Task requirements: Pick out the lines containing "this".

::::

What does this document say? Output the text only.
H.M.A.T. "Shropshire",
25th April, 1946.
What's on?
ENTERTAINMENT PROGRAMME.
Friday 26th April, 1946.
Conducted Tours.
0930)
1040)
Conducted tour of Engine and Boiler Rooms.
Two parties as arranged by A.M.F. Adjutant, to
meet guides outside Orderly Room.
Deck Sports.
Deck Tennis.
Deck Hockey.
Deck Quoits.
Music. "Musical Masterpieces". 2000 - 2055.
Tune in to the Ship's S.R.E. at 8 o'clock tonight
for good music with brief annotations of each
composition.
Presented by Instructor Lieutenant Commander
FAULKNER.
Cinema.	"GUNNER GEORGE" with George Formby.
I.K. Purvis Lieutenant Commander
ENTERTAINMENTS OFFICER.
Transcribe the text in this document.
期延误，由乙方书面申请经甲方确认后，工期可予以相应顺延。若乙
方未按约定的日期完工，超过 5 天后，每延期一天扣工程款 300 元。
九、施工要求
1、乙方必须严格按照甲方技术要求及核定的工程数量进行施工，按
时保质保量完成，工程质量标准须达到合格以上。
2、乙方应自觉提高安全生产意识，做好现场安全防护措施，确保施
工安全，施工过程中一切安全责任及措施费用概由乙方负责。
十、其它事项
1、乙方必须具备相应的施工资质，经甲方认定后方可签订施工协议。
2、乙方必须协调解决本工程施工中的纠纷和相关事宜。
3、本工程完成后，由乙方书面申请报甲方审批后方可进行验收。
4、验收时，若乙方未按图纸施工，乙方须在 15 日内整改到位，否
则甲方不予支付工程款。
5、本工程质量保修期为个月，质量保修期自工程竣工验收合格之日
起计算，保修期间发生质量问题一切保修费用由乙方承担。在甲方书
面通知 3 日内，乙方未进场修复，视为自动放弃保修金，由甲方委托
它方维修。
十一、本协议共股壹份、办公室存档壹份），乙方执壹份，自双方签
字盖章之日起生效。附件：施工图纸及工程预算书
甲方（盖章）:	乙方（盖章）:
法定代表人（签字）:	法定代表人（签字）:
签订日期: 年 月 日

::::

Response:
What does this document say? Output the text only.
Transcribe the text in this document.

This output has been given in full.